- [THE PROBLEM]: Return the listing word for word, as given.

--- EXERCISE INPUT ---

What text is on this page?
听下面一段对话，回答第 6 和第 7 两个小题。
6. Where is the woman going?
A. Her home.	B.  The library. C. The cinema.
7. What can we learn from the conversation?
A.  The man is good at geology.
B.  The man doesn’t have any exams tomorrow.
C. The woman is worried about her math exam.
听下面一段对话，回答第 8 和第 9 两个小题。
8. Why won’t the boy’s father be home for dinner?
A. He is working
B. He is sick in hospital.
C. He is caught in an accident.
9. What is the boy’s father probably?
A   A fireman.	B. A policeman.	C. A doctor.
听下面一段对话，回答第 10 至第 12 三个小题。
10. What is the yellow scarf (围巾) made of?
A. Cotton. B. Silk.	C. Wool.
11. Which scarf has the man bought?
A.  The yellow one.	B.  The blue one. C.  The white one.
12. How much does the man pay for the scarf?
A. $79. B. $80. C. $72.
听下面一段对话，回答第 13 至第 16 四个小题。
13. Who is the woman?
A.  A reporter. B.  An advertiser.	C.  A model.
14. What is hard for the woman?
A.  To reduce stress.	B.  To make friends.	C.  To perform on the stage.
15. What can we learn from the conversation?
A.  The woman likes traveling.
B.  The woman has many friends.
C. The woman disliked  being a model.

---

- [TASK SOLUTION]:
What text is on this page?
听下面一段对话，回答第 6 和第 7 两个小题。
6. Where is the woman going?
A. Her home.	B.  The library. C. The cinema.
7. What can we learn from the conversation?
A.  The man is good at geology.
B.  The man doesn’t have any exams tomorrow.
C. The woman is worried about her math exam.
听下面一段对话，回答第 8 和第 9 两个小题。
8. Why won’t the boy’s father be home for dinner?
A. He is working
B. He is sick in hospital.
C. He is caught in an accident.
9. What is the boy’s father probably?
A   A fireman.	B. A policeman.	C. A doctor.
听下面一段对话，回答第 10 至第 12 三个小题。
10. What is the yellow scarf (围巾) made of?
A. Cotton. B. Silk.	C. Wool.
11. Which scarf has the man bought?
A.  The yellow one.	B.  The blue one. C.  The white one.
12. How much does the man pay for the scarf?
A. $79. B. $80. C. $72.
听下面一段对话，回答第 13 至第 16 四个小题。
13. Who is the woman?
A.  A reporter. B.  An advertiser.	C.  A model.
14. What is hard for the woman?
A.  To reduce stress.	B.  To make friends.	C.  To perform on the stage.
15. What can we learn from the conversation?
A.  The woman likes traveling.
B.  The woman has many friends.
C. The woman disliked  being a model.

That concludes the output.